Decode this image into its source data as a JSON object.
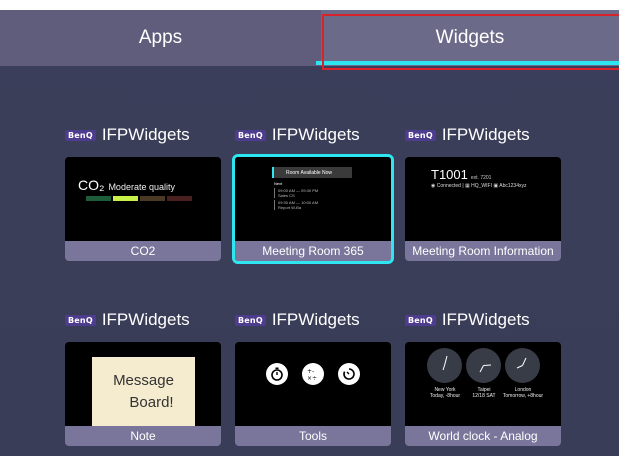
{
  "tabs": {
    "apps": "Apps",
    "widgets": "Widgets",
    "selected": "Widgets"
  },
  "colors": {
    "accent": "#2ee6f0",
    "highlight_box": "#d8232a",
    "tabbar": "#5f5d7b",
    "background": "#3b3e5a",
    "label_bg": "#7a759a"
  },
  "widgets": [
    {
      "brand": "BenQ",
      "provider": "IFPWidgets",
      "name": "CO2",
      "preview": {
        "co2_label": "CO₂",
        "quality": "Moderate quality",
        "bar_colors": [
          "#1f5c3a",
          "#c8f24a",
          "#4a3a25",
          "#4a1f1f"
        ]
      }
    },
    {
      "brand": "BenQ",
      "provider": "IFPWidgets",
      "name": "Meeting Room 365",
      "selected": true,
      "preview": {
        "status": "Room Available Now",
        "next": "Next",
        "events": [
          {
            "time": "09:00 AM — 09:30 PM",
            "title": "Sales CS"
          },
          {
            "time": "09:30 AM — 10:00 AM",
            "title": "Report W-Ba"
          }
        ]
      }
    },
    {
      "brand": "BenQ",
      "provider": "IFPWidgets",
      "name": "Meeting Room Information",
      "preview": {
        "room": "T1001",
        "ext": "ext. 7201",
        "status": "Connected",
        "wifi": "HQ_WIFI",
        "password": "Abc1234xyz"
      }
    },
    {
      "brand": "BenQ",
      "provider": "IFPWidgets",
      "name": "Note",
      "preview": {
        "line1": "Message",
        "line2": "Board!"
      }
    },
    {
      "brand": "BenQ",
      "provider": "IFPWidgets",
      "name": "Tools",
      "preview": {
        "icons": [
          "stopwatch-icon",
          "calculator-icon",
          "timer-icon"
        ]
      }
    },
    {
      "brand": "BenQ",
      "provider": "IFPWidgets",
      "name": "World clock - Analog",
      "preview": {
        "cities": [
          {
            "name": "New York",
            "sub": "Today, -8hour"
          },
          {
            "name": "Taipei",
            "sub": "12/18 SAT"
          },
          {
            "name": "London",
            "sub": "Tomorrow, +8hour"
          }
        ]
      }
    }
  ]
}
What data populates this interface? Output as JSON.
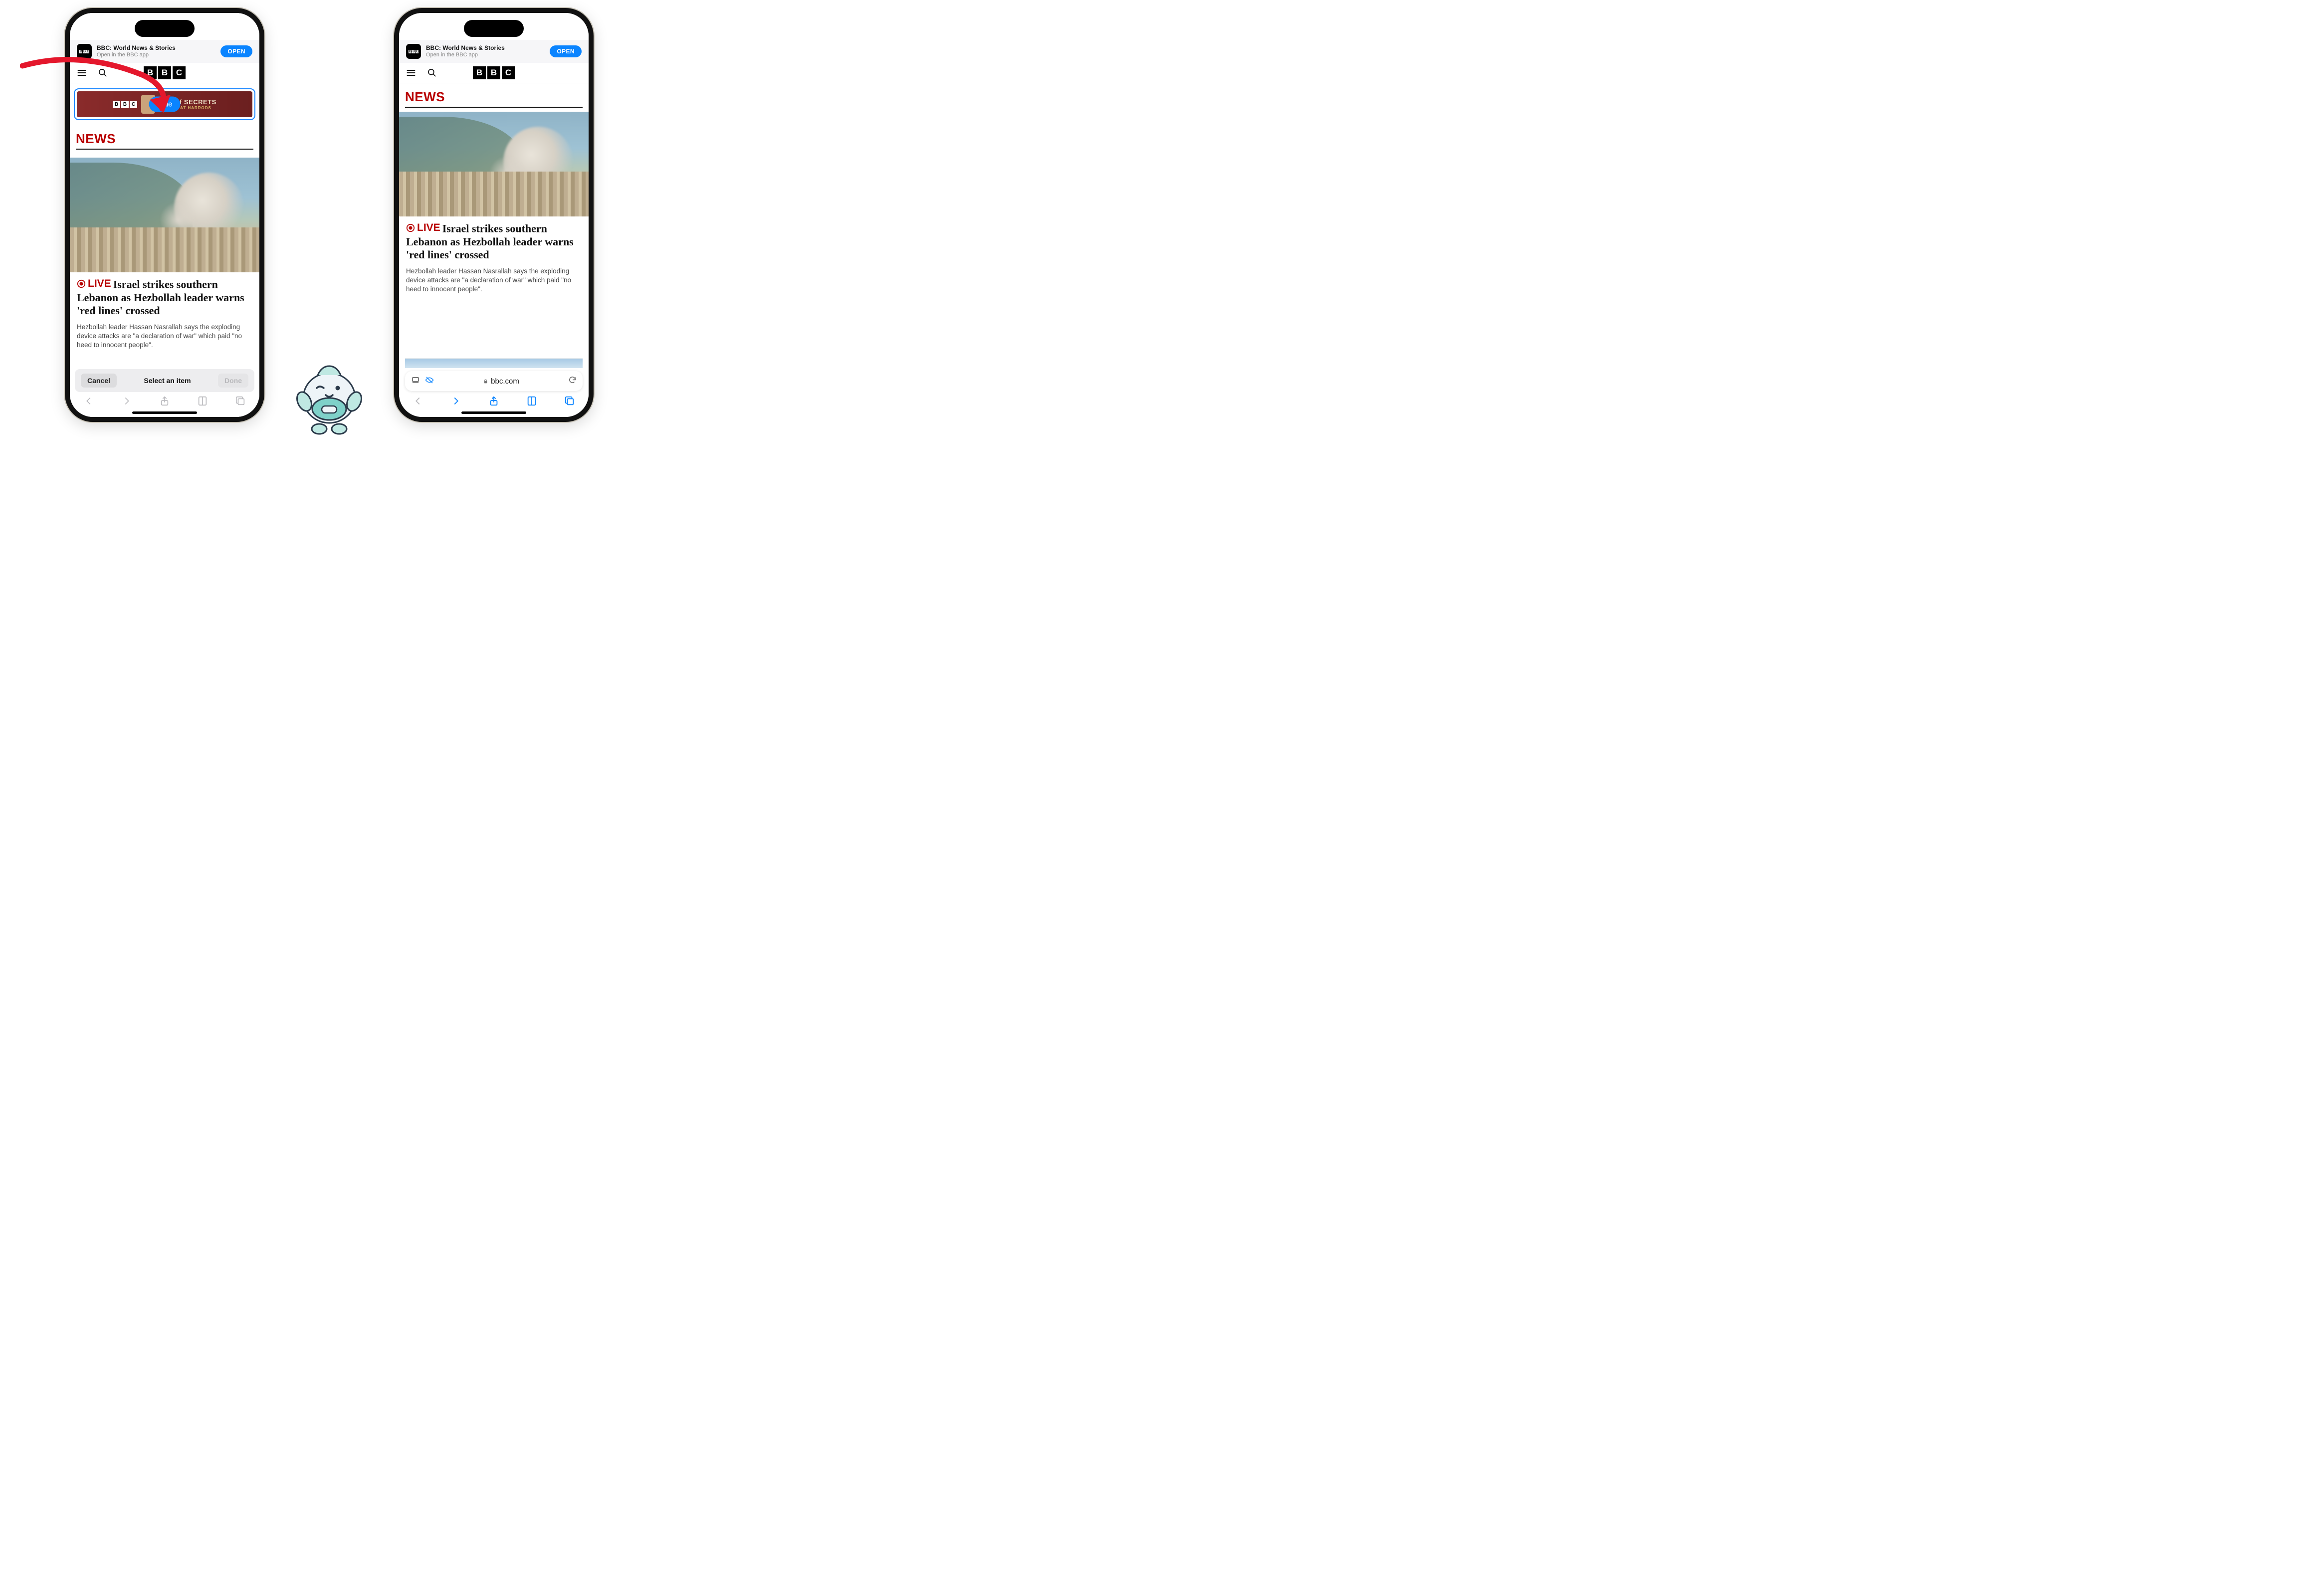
{
  "app_banner": {
    "title": "BBC: World News & Stories",
    "subtitle": "Open in the BBC app",
    "open_label": "OPEN"
  },
  "logo_letters": [
    "B",
    "B",
    "C"
  ],
  "ad": {
    "hide_label": "Hide",
    "text_top": "RLD of SECRETS",
    "text_bottom": "EDATOR AT HARRODS"
  },
  "section_heading": "NEWS",
  "article": {
    "live_label": "LIVE",
    "headline": "Israel strikes southern Lebanon as Hezbollah leader warns 'red lines' crossed",
    "summary": "Hezbollah leader Hassan Nasrallah says the exploding device attacks are \"a declaration of war\" which paid \"no heed to innocent people\"."
  },
  "selection_bar": {
    "cancel": "Cancel",
    "title": "Select an item",
    "done": "Done"
  },
  "url_bar": {
    "domain": "bbc.com"
  }
}
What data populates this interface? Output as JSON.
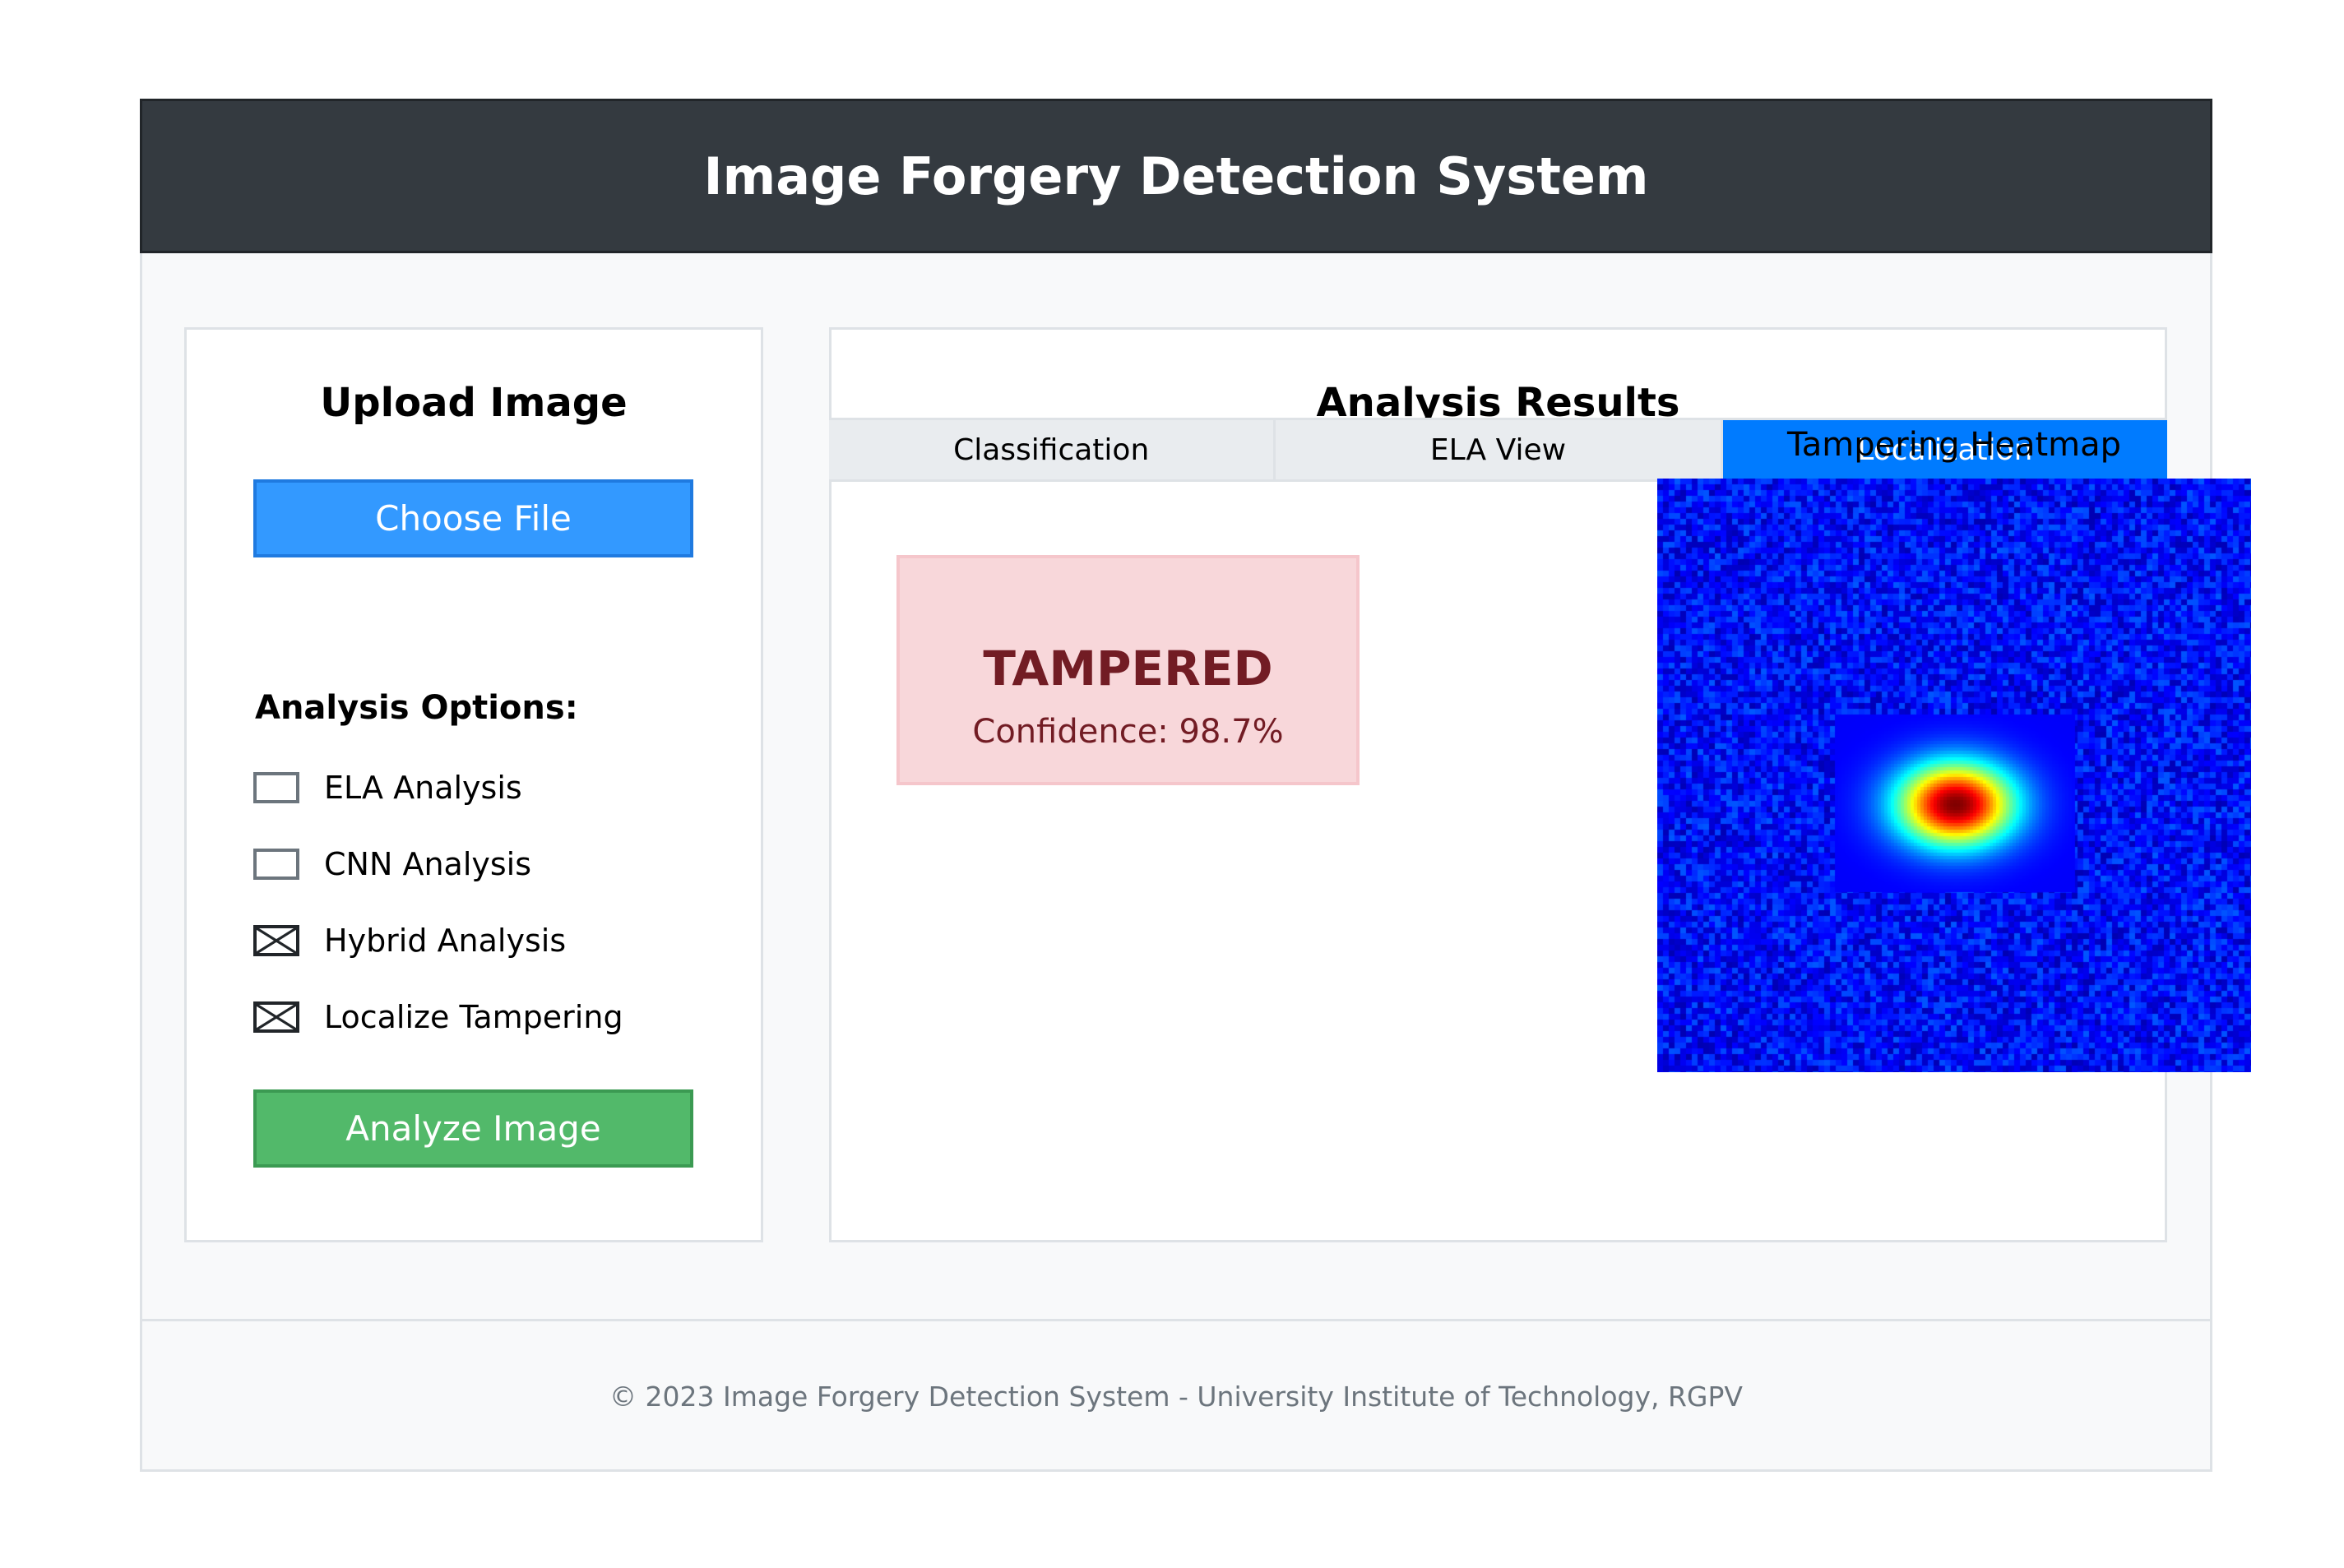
{
  "app": {
    "title": "Image Forgery Detection System"
  },
  "upload": {
    "title": "Upload Image",
    "choose_file_label": "Choose File",
    "options_label": "Analysis Options:",
    "options": [
      {
        "label": "ELA Analysis",
        "checked": false
      },
      {
        "label": "CNN Analysis",
        "checked": false
      },
      {
        "label": "Hybrid Analysis",
        "checked": true
      },
      {
        "label": "Localize Tampering",
        "checked": true
      }
    ],
    "analyze_label": "Analyze Image"
  },
  "results": {
    "title": "Analysis Results",
    "tabs": [
      {
        "label": "Classification",
        "active": false
      },
      {
        "label": "ELA View",
        "active": false
      },
      {
        "label": "Localization",
        "active": true
      }
    ],
    "verdict": "TAMPERED",
    "confidence": "Confidence: 98.7%",
    "heatmap_title": "Tampering Heatmap"
  },
  "footer": {
    "text": "© 2023 Image Forgery Detection System - University Institute of Technology, RGPV"
  },
  "colors": {
    "header_bg": "#343a40",
    "primary": "#007bff",
    "success": "#52b96a",
    "danger_bg": "#f8d7da",
    "danger_text": "#721c24"
  }
}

**Instruction:**
Report only how many lines of the listing hold the word "Meeting".

**Finished answer:**
2